Эпоха художественного директора 34 страница



А как же быть с тем, что написано на страницах «Моей жизни в искусстве»? Конечно, Станиславский не пропустил на эти страницы ни одной нотки разочарования в людях Театра-Студии. Об этом приключении в своей творческой жизни он писал тепло и благодарно. Через двадцать лет он отнес неудачу Студии к неверной методологии сценического искусства. Теперь он судил об этом, вооружившись «системой», к которой в то время еще только интуитивно подходил.

Все прочие мемуаристы писали о Театре-Студии после выхода «Моей жизни в искусстве» и находились во власти авторитета этой книги. Певцов, работавший над воспоминаниями в середине тридцатых годов, пользовался уже входящей в моду терминологией — «устремления Мейерхольда к формализму». Поэтому он писал: «Станиславский не согласился с этим путем и предпочел закрыть театр. Он мог возобновить дело и вновь открыть его, но не счел нужным это сделать».

Певцов ошибался в своем выводе. Станиславский хотел переждать тревожное состояние в стране, не способствующее театрам. Он предлагал сохранить остатки Театра-Студии разными способами. Нескольких актеров взять в труппу Художественного театра. Хор и оркестр преобразовать в музыкальный кружок, возглавляемый И. А. Сацем. При первой возможности он принялся восстанавливать разрушенный творческий эксперимент.

«Функции бывшей студии возрождаются в Художественном театре», — писал он Брюсову из Москвы в середине мая 1906 года. Для возобновления работ он собрал у себя Саца, Ульянова и других. Приглашением Брюсова он пытался вновь объединить {294} идейных вдохновителей нового направления. Он возрождал душу Студии, но восстановить ее как учреждение не мог, не имея к этому средств.

Один Мейерхольд не приглашался. Станиславский не держал зла на Мейерхольда, желал ему «от души» успеха и оказывал посильную помощь в устройстве нового дела. Отправляясь с Художественным театром в Европу, он писал ему и «в последнюю минуту перед отъездом».

Несовершенство техники актера для нового искусства, без всякого сомнения, стало ясно обоим. Общие искания в Театре-Студии неожиданно открыли перед ними пути к созданию разных актерских школ: биомеханика — у Мейерхольда, «система» — у Станиславского.

Что же заставило Станиславского закрыть Театр-Студию? Человеческие и творческие разногласия не были для него решающими. Просто во времена разрушения государственных устоев Станиславский не мог быть уверен в выполнении взятых на себя материальных обязательств по содержанию Театра-Студии. То, что Станиславскому уже недоставало денег и пришлось закладывать паи «Товарищества Вл. Алексеев», говорится в воспоминаниях С. А. Попова, выручавшего его из финансовых затруднений. Станиславский колебался, как ему быть дальше, и наконец попросил совета у Немировича-Данченко.
=====
Что нужно сделать:
1. Какие две актерские школы, согласно тексту о Театре-Студии, создали Мейерхольд и Станиславский?
2. Допишите текст о Театре-Студии, продолжив его сразу после последнего предложения.
Листинг здесь не нужен.

Исходные данные:
=====
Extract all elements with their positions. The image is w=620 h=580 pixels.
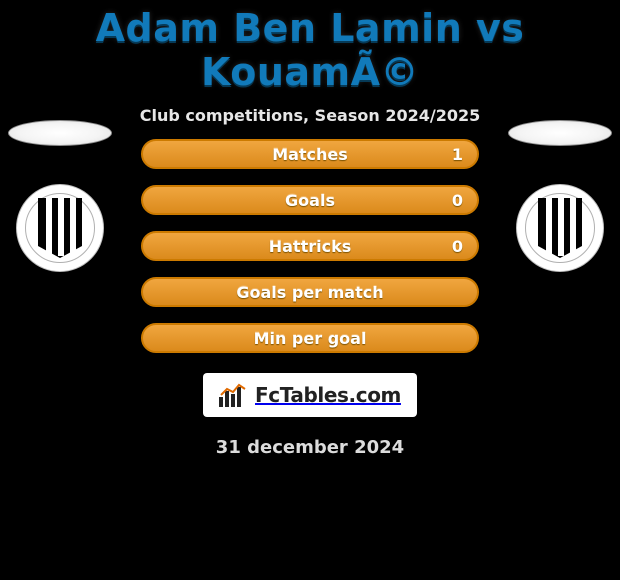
=====
Ответы:
1. Мейерхольд создал биомеханику, а Станиславский — «систему».

2.
Это было еще до генеральной репетиции «Смерти Тентажиля». Была условлена для этого встреча. Побывав на генеральной, Немирович-Данченко счел, что в ней уже нет надобности, и ответил Станиславскому письменно. Он советовал категорически: «… чем скорее Вы покончите с этой грубейшей ошибкой Вашей жизни, тем будет лучше и для Художественного театра, и для Вас самого, даже для Вашего артистического престижа».

Немирович-Данченко исходил из художественного впечатления. Он не принял пусть неудачно показанного, но все же нового слова Мейерхольда. Это было для него естественно и вытекало из всей предшествовавшей полемики его со Станиславским об угрожающем легкомыслии мейерхольдовских приемов. Не повторяя теперь этой темы, он писал: «Вдаваться в подробности не хочется, потому что Вы все равно не поверите мне». Он понимал, что и после неудачного показа Станиславский остался на прежних творческих позициях. Он был прав: пусть и через два года, но за опытами в Театре-Студии последовали близкие им опыты Станиславского при постановке «Драмы жизни» на сцене Художественного театра.

{295} Немирович-Данченко пересмотрел свой взгляд на то, чтобы «на всякий случай» сохранить какие-то артистические силы Театра-Студии для Художественного театра, как хотелось Станиславскому, и предупредил его об этом.

Станиславский составил бумагу от третьего лица, где указал и дату и причину роспуска Театра-Студии. Он написал: «7 ноября 1905. КСА[30] объявил нам о том, что Театр-Студия не может быть открыт в этом году по следую[щим] причинам.

Революция в России убила театральн[ый] сезон, отчего все театры в Москве несут огромные убытки. Общество терроризировано и не ходит в театры. Газеты игнорируют театры, посвящая им несколько строк на своих столбцах и то изредка. Для нового дела является невозможным без помощи газет и при равнодушии публики к театрам — популяризиров[ать] себя. Между тем новое дело при возникновении — может иметь успех только в том случае, если печатная или устная молва привлечет к нему внимание общества.

Такое положение для начинающ[егося] дела признается К. С. Алексеевым force majeure[31]» [12].

Ни слова о художественной несостоятельности Театра-Студии Станиславский не написал. В то время он не думал этого.

После 7 ноября события быстро покатились к финалу. Мейерхольд 10 ноября сыграл свой последний в жизни спектакль в Художественном театре. Это была «Чайка». Вероятно, в тот вечер судьба Треплева передавалась им особенно драматично. Через месяц, 7 декабря, Мейерхольд получил в Театре-Студии окончательный расчет, 441 рубль 45 копеек. Станиславский расплачивался со всеми вперед за два с половиной месяца: с 1 декабря 1905 по 12 февраля 1906 года, обеспечивая некоторое прожиточное пространство.

В конце декабря Мейерхольд уже приглашал к месту своей новой службы студийку В. П. Веригину: «Сегодня приехал в Петербург; имею в виду здесь устроить то, что не удалось сделать в Москве: театры работают вовсю, в Москве даже Художественный закрывается». Надежды художников не умирают!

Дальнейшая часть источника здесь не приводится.